TASK REQUIREMENTS:
Work through the material below line by line and say how many lines include the word "true". Only the number, please.

━━ DATASET RECORDS ━━

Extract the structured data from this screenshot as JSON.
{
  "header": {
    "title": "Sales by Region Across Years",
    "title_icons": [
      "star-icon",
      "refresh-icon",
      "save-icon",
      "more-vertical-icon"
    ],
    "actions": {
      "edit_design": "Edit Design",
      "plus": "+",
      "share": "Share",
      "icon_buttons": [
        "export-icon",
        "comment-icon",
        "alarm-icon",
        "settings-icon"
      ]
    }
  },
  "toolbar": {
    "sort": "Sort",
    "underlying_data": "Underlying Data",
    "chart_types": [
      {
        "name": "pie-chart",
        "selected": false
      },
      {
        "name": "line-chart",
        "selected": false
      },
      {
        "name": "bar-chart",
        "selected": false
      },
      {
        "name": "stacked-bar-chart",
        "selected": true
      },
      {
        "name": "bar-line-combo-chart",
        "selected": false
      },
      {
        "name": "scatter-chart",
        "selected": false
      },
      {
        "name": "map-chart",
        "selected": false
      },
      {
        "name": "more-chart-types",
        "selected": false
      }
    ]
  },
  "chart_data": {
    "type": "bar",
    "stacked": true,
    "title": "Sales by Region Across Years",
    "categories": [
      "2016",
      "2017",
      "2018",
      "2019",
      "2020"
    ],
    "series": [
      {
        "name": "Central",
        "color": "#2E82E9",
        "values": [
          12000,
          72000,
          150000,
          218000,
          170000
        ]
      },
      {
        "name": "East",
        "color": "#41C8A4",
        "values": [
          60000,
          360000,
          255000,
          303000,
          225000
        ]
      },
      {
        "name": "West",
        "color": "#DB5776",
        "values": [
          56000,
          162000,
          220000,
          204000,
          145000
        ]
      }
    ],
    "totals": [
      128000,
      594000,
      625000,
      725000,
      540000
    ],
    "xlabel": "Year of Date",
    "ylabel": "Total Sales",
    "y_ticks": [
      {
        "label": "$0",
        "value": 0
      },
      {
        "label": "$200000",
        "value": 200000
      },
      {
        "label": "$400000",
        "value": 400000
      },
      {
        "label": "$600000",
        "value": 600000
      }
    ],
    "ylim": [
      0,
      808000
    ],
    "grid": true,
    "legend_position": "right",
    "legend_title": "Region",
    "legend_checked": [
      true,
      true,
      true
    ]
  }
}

━━━

RESULT:
6